The task
Reproduce the full listing below, line for line, with no changes.

Material for this task
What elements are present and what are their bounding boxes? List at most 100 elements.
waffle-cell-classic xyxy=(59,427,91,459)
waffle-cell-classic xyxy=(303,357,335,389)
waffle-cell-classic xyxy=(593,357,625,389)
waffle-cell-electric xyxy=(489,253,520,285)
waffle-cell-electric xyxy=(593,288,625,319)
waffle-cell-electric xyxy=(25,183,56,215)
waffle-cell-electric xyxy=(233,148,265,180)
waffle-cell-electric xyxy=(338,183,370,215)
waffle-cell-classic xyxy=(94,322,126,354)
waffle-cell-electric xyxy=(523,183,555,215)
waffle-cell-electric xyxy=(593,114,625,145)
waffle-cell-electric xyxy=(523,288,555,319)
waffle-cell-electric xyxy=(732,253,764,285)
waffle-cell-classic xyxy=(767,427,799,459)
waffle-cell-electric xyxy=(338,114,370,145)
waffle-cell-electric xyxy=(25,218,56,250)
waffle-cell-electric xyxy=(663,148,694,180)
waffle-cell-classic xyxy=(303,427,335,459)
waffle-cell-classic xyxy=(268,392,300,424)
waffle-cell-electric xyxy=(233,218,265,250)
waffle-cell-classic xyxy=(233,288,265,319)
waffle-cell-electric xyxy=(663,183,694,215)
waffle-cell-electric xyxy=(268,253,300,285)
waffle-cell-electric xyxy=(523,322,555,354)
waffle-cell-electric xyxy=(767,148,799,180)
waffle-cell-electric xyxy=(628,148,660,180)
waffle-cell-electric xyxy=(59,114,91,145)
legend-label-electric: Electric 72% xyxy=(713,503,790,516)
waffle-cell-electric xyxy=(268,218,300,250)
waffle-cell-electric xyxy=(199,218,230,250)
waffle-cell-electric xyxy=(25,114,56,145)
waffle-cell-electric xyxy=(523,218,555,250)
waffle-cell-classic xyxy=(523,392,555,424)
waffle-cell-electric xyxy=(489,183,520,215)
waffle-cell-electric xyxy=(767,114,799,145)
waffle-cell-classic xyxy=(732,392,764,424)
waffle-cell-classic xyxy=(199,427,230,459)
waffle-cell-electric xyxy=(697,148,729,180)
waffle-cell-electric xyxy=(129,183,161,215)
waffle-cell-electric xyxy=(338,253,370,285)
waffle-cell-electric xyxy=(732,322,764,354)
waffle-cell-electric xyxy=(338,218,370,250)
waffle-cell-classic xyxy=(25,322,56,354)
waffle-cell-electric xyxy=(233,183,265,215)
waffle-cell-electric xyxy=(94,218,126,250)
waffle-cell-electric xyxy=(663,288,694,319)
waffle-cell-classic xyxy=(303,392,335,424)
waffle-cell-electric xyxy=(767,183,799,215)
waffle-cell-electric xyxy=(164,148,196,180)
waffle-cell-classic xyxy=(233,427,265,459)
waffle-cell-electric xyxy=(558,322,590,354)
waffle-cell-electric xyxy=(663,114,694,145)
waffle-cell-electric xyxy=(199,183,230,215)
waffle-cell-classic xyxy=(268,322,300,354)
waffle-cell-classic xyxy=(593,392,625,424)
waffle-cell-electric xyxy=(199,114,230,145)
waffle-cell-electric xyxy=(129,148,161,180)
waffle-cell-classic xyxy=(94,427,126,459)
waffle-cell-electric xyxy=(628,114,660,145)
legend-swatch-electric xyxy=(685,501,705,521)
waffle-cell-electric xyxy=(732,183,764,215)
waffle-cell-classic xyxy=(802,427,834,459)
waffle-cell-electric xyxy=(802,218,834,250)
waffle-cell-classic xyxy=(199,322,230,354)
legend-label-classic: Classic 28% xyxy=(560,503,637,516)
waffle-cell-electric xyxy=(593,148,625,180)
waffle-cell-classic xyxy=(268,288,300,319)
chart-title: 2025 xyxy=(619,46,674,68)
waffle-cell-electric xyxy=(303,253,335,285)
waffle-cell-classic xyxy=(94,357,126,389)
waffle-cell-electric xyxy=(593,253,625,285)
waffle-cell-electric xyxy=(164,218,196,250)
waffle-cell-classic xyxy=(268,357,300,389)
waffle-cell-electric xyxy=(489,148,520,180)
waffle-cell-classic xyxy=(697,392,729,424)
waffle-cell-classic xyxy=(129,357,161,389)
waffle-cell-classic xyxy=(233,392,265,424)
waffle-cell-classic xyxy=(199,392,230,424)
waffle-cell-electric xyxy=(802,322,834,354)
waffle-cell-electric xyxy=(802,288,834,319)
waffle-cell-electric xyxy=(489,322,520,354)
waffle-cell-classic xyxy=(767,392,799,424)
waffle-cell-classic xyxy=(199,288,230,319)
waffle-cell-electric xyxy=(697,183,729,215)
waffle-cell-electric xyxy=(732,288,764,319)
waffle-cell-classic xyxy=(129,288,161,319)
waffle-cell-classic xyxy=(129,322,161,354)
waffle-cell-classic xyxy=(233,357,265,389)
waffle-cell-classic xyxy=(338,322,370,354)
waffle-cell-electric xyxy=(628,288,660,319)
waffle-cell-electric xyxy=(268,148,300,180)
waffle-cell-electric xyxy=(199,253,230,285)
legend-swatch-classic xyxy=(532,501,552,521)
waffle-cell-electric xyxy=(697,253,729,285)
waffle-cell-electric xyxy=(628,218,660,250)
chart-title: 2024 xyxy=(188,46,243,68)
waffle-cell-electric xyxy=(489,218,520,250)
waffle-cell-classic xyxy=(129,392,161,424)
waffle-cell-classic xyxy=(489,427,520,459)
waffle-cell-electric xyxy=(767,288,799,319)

Answer to the task
What elements are present and what are their bounding boxes? List at most 100 elements.
waffle-cell-classic xyxy=(59,427,91,459)
waffle-cell-classic xyxy=(303,357,335,389)
waffle-cell-classic xyxy=(593,357,625,389)
waffle-cell-electric xyxy=(489,253,520,285)
waffle-cell-electric xyxy=(593,288,625,319)
waffle-cell-electric xyxy=(25,183,56,215)
waffle-cell-electric xyxy=(233,148,265,180)
waffle-cell-electric xyxy=(338,183,370,215)
waffle-cell-classic xyxy=(94,322,126,354)
waffle-cell-electric xyxy=(523,183,555,215)
waffle-cell-electric xyxy=(593,114,625,145)
waffle-cell-electric xyxy=(523,288,555,319)
waffle-cell-electric xyxy=(732,253,764,285)
waffle-cell-classic xyxy=(767,427,799,459)
waffle-cell-electric xyxy=(338,114,370,145)
waffle-cell-electric xyxy=(25,218,56,250)
waffle-cell-electric xyxy=(663,148,694,180)
waffle-cell-classic xyxy=(303,427,335,459)
waffle-cell-classic xyxy=(268,392,300,424)
waffle-cell-electric xyxy=(233,218,265,250)
waffle-cell-classic xyxy=(233,288,265,319)
waffle-cell-electric xyxy=(663,183,694,215)
waffle-cell-electric xyxy=(268,253,300,285)
waffle-cell-electric xyxy=(523,322,555,354)
waffle-cell-electric xyxy=(767,148,799,180)
waffle-cell-electric xyxy=(628,148,660,180)
waffle-cell-electric xyxy=(59,114,91,145)
legend-label-electric: Electric 72% xyxy=(713,503,790,516)
waffle-cell-electric xyxy=(268,218,300,250)
waffle-cell-electric xyxy=(199,218,230,250)
waffle-cell-electric xyxy=(25,114,56,145)
waffle-cell-electric xyxy=(523,218,555,250)
waffle-cell-classic xyxy=(523,392,555,424)
waffle-cell-electric xyxy=(489,183,520,215)
waffle-cell-electric xyxy=(767,114,799,145)
waffle-cell-classic xyxy=(732,392,764,424)
waffle-cell-classic xyxy=(199,427,230,459)
waffle-cell-electric xyxy=(697,148,729,180)
waffle-cell-electric xyxy=(129,183,161,215)
waffle-cell-electric xyxy=(338,253,370,285)
waffle-cell-electric xyxy=(732,322,764,354)
waffle-cell-electric xyxy=(338,218,370,250)
waffle-cell-classic xyxy=(25,322,56,354)
waffle-cell-electric xyxy=(233,183,265,215)
waffle-cell-electric xyxy=(94,218,126,250)
waffle-cell-electric xyxy=(663,288,694,319)
waffle-cell-classic xyxy=(303,392,335,424)
waffle-cell-electric xyxy=(767,183,799,215)
waffle-cell-electric xyxy=(164,148,196,180)
waffle-cell-classic xyxy=(233,427,265,459)
waffle-cell-electric xyxy=(558,322,590,354)
waffle-cell-electric xyxy=(663,114,694,145)
waffle-cell-electric xyxy=(199,183,230,215)
waffle-cell-classic xyxy=(268,322,300,354)
waffle-cell-classic xyxy=(593,392,625,424)
waffle-cell-electric xyxy=(199,114,230,145)
waffle-cell-electric xyxy=(129,148,161,180)
waffle-cell-classic xyxy=(94,427,126,459)
waffle-cell-electric xyxy=(628,114,660,145)
legend-swatch-electric xyxy=(685,501,705,521)
waffle-cell-electric xyxy=(732,183,764,215)
waffle-cell-classic xyxy=(802,427,834,459)
waffle-cell-electric xyxy=(802,218,834,250)
waffle-cell-classic xyxy=(199,322,230,354)
legend-label-classic: Classic 28% xyxy=(560,503,637,516)
waffle-cell-electric xyxy=(593,148,625,180)
waffle-cell-classic xyxy=(268,288,300,319)
chart-title: 2025 xyxy=(619,46,674,68)
waffle-cell-electric xyxy=(303,253,335,285)
waffle-cell-classic xyxy=(94,357,126,389)
waffle-cell-electric xyxy=(593,253,625,285)
waffle-cell-electric xyxy=(164,218,196,250)
waffle-cell-classic xyxy=(268,357,300,389)
waffle-cell-electric xyxy=(489,148,520,180)
waffle-cell-classic xyxy=(697,392,729,424)
waffle-cell-classic xyxy=(129,357,161,389)
waffle-cell-classic xyxy=(233,392,265,424)
waffle-cell-classic xyxy=(199,392,230,424)
waffle-cell-electric xyxy=(802,322,834,354)
waffle-cell-electric xyxy=(802,288,834,319)
waffle-cell-electric xyxy=(489,322,520,354)
waffle-cell-classic xyxy=(767,392,799,424)
waffle-cell-classic xyxy=(199,288,230,319)
waffle-cell-electric xyxy=(697,183,729,215)
waffle-cell-electric xyxy=(732,288,764,319)
waffle-cell-classic xyxy=(129,288,161,319)
waffle-cell-classic xyxy=(129,322,161,354)
waffle-cell-classic xyxy=(233,357,265,389)
waffle-cell-classic xyxy=(338,322,370,354)
waffle-cell-electric xyxy=(628,288,660,319)
waffle-cell-electric xyxy=(268,148,300,180)
waffle-cell-electric xyxy=(199,253,230,285)
legend-swatch-classic xyxy=(532,501,552,521)
waffle-cell-electric xyxy=(697,253,729,285)
waffle-cell-electric xyxy=(628,218,660,250)
chart-title: 2024 xyxy=(188,46,243,68)
waffle-cell-electric xyxy=(489,218,520,250)
waffle-cell-classic xyxy=(129,392,161,424)
waffle-cell-classic xyxy=(489,427,520,459)
waffle-cell-electric xyxy=(767,288,799,319)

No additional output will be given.